> Goal:
Whenever a line contains the string "imgs", copy it out of the entries.

> Supplied information:
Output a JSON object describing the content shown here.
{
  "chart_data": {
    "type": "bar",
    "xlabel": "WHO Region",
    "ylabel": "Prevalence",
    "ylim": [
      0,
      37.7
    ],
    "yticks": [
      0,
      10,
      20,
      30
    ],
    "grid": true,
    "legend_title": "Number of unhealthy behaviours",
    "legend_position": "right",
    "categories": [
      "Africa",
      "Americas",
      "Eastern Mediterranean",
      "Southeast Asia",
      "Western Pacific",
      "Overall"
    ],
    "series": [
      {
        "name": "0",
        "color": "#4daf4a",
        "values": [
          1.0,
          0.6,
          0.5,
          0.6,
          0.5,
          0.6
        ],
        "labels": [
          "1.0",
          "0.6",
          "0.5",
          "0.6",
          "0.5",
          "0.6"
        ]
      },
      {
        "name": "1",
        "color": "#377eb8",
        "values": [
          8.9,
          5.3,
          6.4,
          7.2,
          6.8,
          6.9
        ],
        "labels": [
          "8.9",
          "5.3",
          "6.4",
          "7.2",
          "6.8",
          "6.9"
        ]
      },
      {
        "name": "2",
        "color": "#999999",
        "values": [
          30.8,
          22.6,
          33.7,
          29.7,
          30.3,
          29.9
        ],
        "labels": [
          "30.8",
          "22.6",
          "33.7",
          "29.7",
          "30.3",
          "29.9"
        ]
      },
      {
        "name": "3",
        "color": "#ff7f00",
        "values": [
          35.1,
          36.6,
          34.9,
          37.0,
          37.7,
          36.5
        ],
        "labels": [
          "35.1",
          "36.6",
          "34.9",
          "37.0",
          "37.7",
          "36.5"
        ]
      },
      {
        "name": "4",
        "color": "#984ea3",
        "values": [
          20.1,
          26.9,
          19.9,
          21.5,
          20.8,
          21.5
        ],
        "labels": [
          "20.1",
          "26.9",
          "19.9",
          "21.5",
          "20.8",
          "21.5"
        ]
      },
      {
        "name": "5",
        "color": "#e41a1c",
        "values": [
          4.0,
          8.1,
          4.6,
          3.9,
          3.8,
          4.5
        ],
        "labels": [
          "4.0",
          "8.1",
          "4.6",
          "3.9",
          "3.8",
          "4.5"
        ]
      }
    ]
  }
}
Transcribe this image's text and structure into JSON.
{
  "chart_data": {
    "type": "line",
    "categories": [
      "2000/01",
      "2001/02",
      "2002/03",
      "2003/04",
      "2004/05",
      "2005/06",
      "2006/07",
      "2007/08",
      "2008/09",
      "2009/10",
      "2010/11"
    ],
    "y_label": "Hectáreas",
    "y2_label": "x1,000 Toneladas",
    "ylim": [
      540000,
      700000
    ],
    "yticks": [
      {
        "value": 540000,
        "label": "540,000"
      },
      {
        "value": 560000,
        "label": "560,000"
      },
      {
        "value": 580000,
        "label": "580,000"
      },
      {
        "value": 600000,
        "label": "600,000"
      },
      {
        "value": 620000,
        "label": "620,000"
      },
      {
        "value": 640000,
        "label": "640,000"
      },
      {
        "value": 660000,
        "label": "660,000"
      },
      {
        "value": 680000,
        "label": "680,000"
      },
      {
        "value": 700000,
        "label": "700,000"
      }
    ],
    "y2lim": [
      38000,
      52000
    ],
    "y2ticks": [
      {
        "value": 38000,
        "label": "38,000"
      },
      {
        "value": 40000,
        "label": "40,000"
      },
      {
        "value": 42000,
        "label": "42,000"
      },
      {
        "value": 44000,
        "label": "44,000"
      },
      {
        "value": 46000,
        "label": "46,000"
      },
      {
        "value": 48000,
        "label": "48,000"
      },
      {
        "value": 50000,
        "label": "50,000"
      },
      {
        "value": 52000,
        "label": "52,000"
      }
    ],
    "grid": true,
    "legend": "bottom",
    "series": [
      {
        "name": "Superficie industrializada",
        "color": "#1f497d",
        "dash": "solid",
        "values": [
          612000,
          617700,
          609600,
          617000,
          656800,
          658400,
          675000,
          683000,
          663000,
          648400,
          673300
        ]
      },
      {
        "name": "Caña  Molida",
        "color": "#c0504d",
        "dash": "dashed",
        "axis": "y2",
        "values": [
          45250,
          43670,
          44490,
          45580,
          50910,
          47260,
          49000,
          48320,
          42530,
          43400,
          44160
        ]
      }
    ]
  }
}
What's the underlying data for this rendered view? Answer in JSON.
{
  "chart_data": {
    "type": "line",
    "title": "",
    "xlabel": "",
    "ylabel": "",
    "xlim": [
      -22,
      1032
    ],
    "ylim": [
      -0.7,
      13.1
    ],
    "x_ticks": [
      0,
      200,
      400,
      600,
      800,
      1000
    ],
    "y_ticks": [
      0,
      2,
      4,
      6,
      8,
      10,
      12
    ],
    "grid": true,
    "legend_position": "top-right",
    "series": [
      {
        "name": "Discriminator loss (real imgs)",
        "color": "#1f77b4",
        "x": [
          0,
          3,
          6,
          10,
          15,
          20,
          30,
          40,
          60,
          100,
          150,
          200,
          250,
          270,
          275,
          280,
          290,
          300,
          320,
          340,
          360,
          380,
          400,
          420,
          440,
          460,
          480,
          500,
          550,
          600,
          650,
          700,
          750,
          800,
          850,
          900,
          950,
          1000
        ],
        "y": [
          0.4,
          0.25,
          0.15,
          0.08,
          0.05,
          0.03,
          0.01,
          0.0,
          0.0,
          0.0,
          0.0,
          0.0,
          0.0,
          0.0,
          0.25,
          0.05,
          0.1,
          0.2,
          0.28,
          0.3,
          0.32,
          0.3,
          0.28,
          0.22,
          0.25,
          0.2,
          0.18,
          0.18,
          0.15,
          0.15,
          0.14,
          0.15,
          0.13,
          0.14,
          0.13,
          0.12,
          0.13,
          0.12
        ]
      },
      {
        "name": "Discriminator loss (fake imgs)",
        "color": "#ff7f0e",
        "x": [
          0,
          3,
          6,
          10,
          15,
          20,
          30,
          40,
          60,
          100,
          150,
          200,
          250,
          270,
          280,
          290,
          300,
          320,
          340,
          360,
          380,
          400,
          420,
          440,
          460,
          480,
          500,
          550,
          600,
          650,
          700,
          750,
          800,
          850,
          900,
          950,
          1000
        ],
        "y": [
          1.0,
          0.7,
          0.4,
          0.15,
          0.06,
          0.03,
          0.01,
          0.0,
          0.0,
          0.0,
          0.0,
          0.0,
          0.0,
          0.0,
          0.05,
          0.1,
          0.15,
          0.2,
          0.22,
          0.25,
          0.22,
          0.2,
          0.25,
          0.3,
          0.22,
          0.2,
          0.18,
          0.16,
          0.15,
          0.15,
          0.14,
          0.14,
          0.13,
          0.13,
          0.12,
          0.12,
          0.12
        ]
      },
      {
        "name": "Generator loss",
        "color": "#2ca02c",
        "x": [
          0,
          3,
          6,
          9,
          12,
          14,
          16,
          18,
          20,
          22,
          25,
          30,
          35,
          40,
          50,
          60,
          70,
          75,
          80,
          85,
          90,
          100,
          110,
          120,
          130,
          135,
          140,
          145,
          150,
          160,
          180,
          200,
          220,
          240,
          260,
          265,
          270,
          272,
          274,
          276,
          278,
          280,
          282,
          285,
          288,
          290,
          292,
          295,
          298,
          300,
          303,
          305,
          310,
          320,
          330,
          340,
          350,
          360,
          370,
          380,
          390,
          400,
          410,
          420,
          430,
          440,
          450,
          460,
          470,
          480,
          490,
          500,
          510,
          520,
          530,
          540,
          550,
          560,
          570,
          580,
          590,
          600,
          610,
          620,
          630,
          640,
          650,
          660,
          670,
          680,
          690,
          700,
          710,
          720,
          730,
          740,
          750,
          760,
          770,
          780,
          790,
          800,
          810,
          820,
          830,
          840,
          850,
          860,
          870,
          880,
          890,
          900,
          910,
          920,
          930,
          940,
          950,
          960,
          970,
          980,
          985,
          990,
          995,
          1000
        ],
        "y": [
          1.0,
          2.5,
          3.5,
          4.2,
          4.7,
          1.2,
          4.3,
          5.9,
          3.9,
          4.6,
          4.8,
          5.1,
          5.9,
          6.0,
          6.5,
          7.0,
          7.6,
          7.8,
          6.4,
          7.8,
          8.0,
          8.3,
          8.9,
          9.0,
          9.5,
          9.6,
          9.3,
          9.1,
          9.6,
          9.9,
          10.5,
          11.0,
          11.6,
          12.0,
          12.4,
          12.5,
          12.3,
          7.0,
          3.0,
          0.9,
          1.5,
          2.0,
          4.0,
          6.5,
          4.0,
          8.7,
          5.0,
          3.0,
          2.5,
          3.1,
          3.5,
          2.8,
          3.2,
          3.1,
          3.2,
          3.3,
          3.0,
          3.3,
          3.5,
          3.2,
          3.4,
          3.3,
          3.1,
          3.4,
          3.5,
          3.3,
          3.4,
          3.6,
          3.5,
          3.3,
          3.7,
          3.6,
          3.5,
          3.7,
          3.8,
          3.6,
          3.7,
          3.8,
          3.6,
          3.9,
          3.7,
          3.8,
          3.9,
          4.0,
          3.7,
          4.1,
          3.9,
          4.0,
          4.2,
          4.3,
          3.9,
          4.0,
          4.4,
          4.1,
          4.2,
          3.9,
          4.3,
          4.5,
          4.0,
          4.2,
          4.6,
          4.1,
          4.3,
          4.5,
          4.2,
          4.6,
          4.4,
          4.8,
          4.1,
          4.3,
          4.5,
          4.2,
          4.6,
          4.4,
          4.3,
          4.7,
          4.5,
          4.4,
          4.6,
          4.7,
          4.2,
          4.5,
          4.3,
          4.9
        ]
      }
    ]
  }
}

> Worked solution:
        "name": "Discriminator loss (real imgs)",
        "name": "Discriminator loss (fake imgs)",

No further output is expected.